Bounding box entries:
_ _ _ _ _

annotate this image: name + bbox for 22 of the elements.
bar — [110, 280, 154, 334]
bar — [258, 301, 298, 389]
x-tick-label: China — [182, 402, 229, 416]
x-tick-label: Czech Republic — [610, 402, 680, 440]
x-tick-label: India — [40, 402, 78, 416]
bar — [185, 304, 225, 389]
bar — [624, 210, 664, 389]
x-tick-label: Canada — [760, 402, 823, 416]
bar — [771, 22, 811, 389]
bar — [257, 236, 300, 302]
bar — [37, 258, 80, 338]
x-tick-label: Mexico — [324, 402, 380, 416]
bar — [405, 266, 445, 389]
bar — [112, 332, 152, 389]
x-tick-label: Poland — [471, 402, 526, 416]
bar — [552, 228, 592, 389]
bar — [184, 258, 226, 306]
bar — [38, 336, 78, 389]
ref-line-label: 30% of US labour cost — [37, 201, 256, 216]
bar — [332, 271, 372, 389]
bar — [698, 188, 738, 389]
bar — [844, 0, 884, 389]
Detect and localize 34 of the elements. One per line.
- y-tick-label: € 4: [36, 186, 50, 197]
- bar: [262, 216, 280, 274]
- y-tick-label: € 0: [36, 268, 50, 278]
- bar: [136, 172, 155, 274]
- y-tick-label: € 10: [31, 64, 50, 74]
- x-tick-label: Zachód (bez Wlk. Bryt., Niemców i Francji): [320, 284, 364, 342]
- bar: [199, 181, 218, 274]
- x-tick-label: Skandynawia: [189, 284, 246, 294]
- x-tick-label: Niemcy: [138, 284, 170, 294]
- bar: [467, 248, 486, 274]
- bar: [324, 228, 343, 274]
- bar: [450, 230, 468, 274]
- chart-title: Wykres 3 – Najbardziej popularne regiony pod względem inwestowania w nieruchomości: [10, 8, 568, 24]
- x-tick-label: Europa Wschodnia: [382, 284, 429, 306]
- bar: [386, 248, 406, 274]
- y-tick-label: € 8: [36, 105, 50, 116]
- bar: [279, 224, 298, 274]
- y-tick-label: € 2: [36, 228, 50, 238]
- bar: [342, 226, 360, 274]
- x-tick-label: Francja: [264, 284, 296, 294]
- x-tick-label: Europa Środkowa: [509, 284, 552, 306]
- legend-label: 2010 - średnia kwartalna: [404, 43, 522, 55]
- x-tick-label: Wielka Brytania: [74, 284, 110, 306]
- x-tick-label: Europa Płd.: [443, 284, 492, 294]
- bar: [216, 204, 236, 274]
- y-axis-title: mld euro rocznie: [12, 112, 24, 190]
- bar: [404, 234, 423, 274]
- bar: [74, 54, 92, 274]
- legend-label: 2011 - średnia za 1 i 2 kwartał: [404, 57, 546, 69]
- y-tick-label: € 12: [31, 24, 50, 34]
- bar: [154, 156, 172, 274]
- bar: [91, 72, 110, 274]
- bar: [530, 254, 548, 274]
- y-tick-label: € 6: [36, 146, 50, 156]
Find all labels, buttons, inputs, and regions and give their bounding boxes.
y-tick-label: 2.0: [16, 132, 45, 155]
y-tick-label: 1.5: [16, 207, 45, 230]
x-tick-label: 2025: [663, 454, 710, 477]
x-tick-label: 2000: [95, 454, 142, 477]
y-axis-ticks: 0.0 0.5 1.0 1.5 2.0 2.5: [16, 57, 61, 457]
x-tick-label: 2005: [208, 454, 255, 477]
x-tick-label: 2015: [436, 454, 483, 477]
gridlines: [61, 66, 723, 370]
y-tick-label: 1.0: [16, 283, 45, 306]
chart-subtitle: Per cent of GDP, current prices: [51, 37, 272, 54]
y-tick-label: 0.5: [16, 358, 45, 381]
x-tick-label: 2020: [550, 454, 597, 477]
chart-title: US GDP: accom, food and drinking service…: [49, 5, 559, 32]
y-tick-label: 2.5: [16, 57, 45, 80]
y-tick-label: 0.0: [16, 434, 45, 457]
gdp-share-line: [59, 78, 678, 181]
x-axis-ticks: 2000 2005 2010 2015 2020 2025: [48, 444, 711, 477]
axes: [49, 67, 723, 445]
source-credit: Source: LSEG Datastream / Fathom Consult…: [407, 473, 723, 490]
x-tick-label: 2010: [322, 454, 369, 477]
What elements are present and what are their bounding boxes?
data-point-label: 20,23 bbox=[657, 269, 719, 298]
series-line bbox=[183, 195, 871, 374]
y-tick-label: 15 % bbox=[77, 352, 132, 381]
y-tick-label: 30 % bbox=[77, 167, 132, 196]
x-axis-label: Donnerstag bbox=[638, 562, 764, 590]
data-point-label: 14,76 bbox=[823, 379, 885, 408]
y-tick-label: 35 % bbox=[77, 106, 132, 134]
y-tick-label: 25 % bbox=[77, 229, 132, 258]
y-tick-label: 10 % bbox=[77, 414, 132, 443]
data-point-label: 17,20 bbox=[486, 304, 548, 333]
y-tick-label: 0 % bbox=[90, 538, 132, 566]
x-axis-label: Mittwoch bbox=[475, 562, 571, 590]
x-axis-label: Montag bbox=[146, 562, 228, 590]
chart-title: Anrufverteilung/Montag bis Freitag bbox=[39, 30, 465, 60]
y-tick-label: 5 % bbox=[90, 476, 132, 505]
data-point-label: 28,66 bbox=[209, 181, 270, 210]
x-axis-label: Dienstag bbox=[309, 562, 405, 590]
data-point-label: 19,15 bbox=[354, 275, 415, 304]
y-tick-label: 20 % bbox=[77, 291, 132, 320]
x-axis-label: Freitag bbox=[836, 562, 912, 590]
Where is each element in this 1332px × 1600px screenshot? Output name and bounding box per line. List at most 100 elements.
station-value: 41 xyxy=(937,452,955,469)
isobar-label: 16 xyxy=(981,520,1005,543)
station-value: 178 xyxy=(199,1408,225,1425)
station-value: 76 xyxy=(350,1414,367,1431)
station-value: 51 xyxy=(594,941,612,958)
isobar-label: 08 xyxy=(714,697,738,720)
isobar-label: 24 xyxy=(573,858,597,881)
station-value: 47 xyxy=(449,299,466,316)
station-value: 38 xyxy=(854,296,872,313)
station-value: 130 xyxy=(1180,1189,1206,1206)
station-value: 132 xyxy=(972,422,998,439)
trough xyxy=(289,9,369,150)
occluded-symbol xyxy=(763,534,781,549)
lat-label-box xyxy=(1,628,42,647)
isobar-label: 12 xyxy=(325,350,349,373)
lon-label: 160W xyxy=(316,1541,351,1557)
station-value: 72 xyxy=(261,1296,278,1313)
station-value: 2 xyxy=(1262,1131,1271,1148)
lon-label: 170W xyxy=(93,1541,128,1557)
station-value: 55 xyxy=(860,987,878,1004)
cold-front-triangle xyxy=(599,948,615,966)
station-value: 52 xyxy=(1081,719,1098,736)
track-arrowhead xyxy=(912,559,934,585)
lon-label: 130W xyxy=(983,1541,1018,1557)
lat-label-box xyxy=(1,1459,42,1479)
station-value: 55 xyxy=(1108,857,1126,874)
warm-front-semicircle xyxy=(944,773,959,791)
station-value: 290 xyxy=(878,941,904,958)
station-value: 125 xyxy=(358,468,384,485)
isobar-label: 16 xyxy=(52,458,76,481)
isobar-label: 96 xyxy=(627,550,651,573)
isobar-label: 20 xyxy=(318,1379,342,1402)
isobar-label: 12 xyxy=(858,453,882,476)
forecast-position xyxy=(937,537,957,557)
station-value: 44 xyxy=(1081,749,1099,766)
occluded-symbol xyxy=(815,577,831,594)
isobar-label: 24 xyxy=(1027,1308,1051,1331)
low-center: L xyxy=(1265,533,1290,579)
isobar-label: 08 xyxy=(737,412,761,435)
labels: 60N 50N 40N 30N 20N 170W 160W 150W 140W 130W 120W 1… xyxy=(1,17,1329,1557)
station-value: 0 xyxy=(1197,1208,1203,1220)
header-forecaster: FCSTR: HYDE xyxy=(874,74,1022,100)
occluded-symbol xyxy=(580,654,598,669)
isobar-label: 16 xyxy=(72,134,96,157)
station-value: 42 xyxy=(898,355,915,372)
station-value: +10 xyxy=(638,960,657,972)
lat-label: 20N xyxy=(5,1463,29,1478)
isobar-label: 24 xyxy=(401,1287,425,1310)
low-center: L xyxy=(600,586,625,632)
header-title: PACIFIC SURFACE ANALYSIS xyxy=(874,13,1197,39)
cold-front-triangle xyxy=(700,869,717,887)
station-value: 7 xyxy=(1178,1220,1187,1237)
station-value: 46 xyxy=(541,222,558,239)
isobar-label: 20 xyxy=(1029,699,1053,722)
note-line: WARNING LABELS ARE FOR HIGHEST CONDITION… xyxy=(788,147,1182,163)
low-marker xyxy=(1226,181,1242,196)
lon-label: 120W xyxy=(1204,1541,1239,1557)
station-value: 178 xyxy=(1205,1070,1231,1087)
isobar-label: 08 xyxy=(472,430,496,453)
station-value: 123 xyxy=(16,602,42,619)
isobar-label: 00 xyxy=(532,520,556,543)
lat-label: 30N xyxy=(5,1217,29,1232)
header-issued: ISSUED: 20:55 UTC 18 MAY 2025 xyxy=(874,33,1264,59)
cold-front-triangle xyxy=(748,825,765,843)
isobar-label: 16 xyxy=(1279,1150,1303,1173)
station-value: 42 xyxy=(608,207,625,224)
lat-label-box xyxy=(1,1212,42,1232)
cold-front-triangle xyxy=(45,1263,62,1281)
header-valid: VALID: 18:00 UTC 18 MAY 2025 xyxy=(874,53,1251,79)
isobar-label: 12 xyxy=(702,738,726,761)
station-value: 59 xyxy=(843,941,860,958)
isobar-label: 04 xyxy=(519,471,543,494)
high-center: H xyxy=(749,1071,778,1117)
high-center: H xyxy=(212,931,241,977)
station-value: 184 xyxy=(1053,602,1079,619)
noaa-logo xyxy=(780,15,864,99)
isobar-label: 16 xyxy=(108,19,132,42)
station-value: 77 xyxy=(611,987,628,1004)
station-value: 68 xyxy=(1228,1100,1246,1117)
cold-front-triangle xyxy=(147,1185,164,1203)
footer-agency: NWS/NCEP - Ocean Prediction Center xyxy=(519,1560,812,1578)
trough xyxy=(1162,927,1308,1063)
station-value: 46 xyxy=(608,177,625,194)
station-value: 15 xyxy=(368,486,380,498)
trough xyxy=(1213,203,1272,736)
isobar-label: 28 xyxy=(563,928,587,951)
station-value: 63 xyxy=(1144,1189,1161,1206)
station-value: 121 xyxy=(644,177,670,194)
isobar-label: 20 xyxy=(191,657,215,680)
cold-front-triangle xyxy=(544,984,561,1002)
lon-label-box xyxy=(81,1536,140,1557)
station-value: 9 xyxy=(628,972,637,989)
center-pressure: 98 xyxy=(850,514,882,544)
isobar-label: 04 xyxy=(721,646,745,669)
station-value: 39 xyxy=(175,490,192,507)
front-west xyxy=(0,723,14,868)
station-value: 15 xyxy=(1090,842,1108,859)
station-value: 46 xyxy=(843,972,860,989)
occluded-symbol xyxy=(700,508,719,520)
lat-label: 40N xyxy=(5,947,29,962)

_ _ _ _ _

Objective - Rewrite the stretch of material from its start through the line containing "bar — [698, 188, 738, 389]", putting "category-label" in place of every "x-tick-label" and changing nothing else.

Full response -
annotate this image: name + bbox for 22 of the elements.
bar — [110, 280, 154, 334]
bar — [258, 301, 298, 389]
category-label: China — [182, 402, 229, 416]
category-label: Czech Republic — [610, 402, 680, 440]
category-label: India — [40, 402, 78, 416]
bar — [185, 304, 225, 389]
bar — [624, 210, 664, 389]
category-label: Canada — [760, 402, 823, 416]
bar — [771, 22, 811, 389]
bar — [257, 236, 300, 302]
bar — [37, 258, 80, 338]
category-label: Mexico — [324, 402, 380, 416]
bar — [405, 266, 445, 389]
bar — [112, 332, 152, 389]
category-label: Poland — [471, 402, 526, 416]
bar — [552, 228, 592, 389]
bar — [184, 258, 226, 306]
bar — [38, 336, 78, 389]
ref-line-label: 30% of US labour cost — [37, 201, 256, 216]
bar — [332, 271, 372, 389]
bar — [698, 188, 738, 389]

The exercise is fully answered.